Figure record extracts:
=-=-=-=-=
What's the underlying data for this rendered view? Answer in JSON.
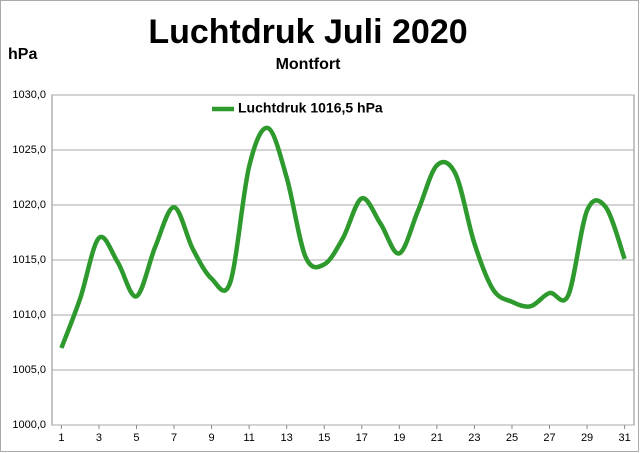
{
  "chart_data": {
    "type": "line",
    "title": "Luchtdruk Juli 2020",
    "subtitle": "Montfort",
    "y_label": "hPa",
    "x": [
      1,
      2,
      3,
      4,
      5,
      6,
      7,
      8,
      9,
      10,
      11,
      12,
      13,
      14,
      15,
      16,
      17,
      18,
      19,
      20,
      21,
      22,
      23,
      24,
      25,
      26,
      27,
      28,
      29,
      30,
      31
    ],
    "xlim": [
      0.5,
      31.5
    ],
    "xticks": [
      1,
      3,
      5,
      7,
      9,
      11,
      13,
      15,
      17,
      19,
      21,
      23,
      25,
      27,
      29,
      31
    ],
    "ylim": [
      1000,
      1030
    ],
    "yticks": [
      {
        "value": 1000,
        "label": "1000,0"
      },
      {
        "value": 1005,
        "label": "1005,0"
      },
      {
        "value": 1010,
        "label": "1010,0"
      },
      {
        "value": 1015,
        "label": "1015,0"
      },
      {
        "value": 1020,
        "label": "1020,0"
      },
      {
        "value": 1025,
        "label": "1025,0"
      },
      {
        "value": 1030,
        "label": "1030,0"
      }
    ],
    "grid": true,
    "smooth": true,
    "series": [
      {
        "name": "Luchtdruk 1016,5 hPa",
        "color": "#2e9a2e",
        "values": [
          1007.0,
          1011.5,
          1017.0,
          1014.8,
          1011.7,
          1016.2,
          1019.8,
          1016.0,
          1013.3,
          1013.0,
          1023.5,
          1027.0,
          1022.5,
          1015.3,
          1014.6,
          1017.0,
          1020.6,
          1018.3,
          1015.6,
          1019.5,
          1023.6,
          1022.8,
          1016.5,
          1012.3,
          1011.2,
          1010.8,
          1012.0,
          1011.8,
          1019.5,
          1019.8,
          1015.1
        ]
      }
    ]
  }
}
=-=-=-=-=
* [What needs to be done] Copy all lines of the material above where the string "Luchtdruk" occurs.

* [Answer below]
    "title": "Luchtdruk Juli 2020",
        "name": "Luchtdruk 1016,5 hPa",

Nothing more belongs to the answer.